Data records:

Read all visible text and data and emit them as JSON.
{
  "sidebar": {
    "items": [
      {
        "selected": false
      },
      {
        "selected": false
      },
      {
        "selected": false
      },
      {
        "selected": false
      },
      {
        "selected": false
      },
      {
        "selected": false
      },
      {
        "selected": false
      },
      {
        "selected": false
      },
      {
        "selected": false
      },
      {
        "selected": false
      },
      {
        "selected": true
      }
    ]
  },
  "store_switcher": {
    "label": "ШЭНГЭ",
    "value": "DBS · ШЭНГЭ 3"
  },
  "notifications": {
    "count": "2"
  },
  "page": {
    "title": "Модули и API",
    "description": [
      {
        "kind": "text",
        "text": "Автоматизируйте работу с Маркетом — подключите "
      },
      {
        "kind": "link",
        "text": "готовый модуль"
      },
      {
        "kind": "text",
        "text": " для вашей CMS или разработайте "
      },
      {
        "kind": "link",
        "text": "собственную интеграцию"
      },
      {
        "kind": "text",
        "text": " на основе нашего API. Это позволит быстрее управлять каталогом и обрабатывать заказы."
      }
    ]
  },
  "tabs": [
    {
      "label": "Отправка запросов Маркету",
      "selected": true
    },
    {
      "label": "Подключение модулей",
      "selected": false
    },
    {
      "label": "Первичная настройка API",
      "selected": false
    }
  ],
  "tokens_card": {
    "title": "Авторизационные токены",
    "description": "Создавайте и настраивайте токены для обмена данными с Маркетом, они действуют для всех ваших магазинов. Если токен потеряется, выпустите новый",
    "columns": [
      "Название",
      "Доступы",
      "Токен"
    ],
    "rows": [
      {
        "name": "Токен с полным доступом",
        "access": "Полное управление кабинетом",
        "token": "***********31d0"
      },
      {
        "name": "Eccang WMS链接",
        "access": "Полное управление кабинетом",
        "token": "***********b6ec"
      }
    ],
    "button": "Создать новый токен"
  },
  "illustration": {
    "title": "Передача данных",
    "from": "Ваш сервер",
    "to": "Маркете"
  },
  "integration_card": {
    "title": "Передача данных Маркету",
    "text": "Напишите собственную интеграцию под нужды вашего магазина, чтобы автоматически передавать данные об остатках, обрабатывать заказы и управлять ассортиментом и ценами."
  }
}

# Objective:
Search the data for the string "интеграцию" and copy each line where it appears.

# Solved exercise:
        "text": "собственную интеграцию"
    "text": "Напишите собственную интеграцию под нужды вашего магазина, чтобы автоматически передавать данные об остатках, обрабатывать заказы и управлять ассортиментом и ценами."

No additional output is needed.